* [Exercise task] A faithful transcription of all the data is required.

* [Material provided]
"""

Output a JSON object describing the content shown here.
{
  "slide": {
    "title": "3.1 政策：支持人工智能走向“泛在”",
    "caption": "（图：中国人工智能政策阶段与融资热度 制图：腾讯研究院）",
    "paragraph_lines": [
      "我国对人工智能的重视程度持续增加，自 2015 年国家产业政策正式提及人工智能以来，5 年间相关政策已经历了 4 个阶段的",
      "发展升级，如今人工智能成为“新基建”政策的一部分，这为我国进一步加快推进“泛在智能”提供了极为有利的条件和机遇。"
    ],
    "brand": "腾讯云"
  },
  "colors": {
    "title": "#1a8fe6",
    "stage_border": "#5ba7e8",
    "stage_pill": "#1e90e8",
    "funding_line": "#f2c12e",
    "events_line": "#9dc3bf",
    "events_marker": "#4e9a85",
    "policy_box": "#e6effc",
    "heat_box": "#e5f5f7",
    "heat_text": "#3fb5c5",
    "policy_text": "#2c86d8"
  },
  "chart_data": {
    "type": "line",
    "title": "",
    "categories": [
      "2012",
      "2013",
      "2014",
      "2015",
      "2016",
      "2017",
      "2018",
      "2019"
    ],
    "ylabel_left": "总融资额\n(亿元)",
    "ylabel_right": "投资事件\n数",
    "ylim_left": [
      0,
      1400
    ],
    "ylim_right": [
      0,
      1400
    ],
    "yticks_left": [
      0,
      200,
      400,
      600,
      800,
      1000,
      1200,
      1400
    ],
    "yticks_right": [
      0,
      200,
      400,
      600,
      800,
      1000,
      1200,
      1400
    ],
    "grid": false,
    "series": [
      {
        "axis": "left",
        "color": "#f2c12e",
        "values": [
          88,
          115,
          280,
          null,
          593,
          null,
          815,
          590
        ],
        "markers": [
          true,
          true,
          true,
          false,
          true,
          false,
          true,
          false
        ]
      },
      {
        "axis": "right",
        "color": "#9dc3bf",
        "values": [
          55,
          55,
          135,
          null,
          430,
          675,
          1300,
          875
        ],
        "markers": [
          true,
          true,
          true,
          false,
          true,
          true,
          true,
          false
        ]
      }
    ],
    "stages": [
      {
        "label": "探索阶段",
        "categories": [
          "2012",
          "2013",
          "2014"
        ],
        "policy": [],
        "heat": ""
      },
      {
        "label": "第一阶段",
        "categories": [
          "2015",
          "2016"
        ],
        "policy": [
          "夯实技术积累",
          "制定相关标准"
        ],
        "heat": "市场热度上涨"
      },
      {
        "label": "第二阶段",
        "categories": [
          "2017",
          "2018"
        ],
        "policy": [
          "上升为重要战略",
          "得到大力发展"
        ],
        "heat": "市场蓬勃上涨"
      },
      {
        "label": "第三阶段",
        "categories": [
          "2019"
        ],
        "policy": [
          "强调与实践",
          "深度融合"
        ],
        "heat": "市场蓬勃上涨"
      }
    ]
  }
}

"""

* [Task answer]
Output a JSON object describing the content shown here.
{
  "slide": {
    "title": "3.1 政策：支持人工智能走向“泛在”",
    "caption": "（图：中国人工智能政策阶段与融资热度 制图：腾讯研究院）",
    "paragraph_lines": [
      "我国对人工智能的重视程度持续增加，自 2015 年国家产业政策正式提及人工智能以来，5 年间相关政策已经历了 4 个阶段的",
      "发展升级，如今人工智能成为“新基建”政策的一部分，这为我国进一步加快推进“泛在智能”提供了极为有利的条件和机遇。"
    ],
    "brand": "腾讯云"
  },
  "colors": {
    "title": "#1a8fe6",
    "stage_border": "#5ba7e8",
    "stage_pill": "#1e90e8",
    "funding_line": "#f2c12e",
    "events_line": "#9dc3bf",
    "events_marker": "#4e9a85",
    "policy_box": "#e6effc",
    "heat_box": "#e5f5f7",
    "heat_text": "#3fb5c5",
    "policy_text": "#2c86d8"
  },
  "chart_data": {
    "type": "line",
    "title": "",
    "categories": [
      "2012",
      "2013",
      "2014",
      "2015",
      "2016",
      "2017",
      "2018",
      "2019"
    ],
    "ylabel_left": "总融资额\n(亿元)",
    "ylabel_right": "投资事件\n数",
    "ylim_left": [
      0,
      1400
    ],
    "ylim_right": [
      0,
      1400
    ],
    "yticks_left": [
      0,
      200,
      400,
      600,
      800,
      1000,
      1200,
      1400
    ],
    "yticks_right": [
      0,
      200,
      400,
      600,
      800,
      1000,
      1200,
      1400
    ],
    "grid": false,
    "series": [
      {
        "axis": "left",
        "color": "#f2c12e",
        "values": [
          88,
          115,
          280,
          null,
          593,
          null,
          815,
          590
        ],
        "markers": [
          true,
          true,
          true,
          false,
          true,
          false,
          true,
          false
        ]
      },
      {
        "axis": "right",
        "color": "#9dc3bf",
        "values": [
          55,
          55,
          135,
          null,
          430,
          675,
          1300,
          875
        ],
        "markers": [
          true,
          true,
          true,
          false,
          true,
          true,
          true,
          false
        ]
      }
    ],
    "stages": [
      {
        "label": "探索阶段",
        "categories": [
          "2012",
          "2013",
          "2014"
        ],
        "policy": [],
        "heat": ""
      },
      {
        "label": "第一阶段",
        "categories": [
          "2015",
          "2016"
        ],
        "policy": [
          "夯实技术积累",
          "制定相关标准"
        ],
        "heat": "市场热度上涨"
      },
      {
        "label": "第二阶段",
        "categories": [
          "2017",
          "2018"
        ],
        "policy": [
          "上升为重要战略",
          "得到大力发展"
        ],
        "heat": "市场蓬勃上涨"
      },
      {
        "label": "第三阶段",
        "categories": [
          "2019"
        ],
        "policy": [
          "强调与实践",
          "深度融合"
        ],
        "heat": "市场蓬勃上涨"
      }
    ]
  }
}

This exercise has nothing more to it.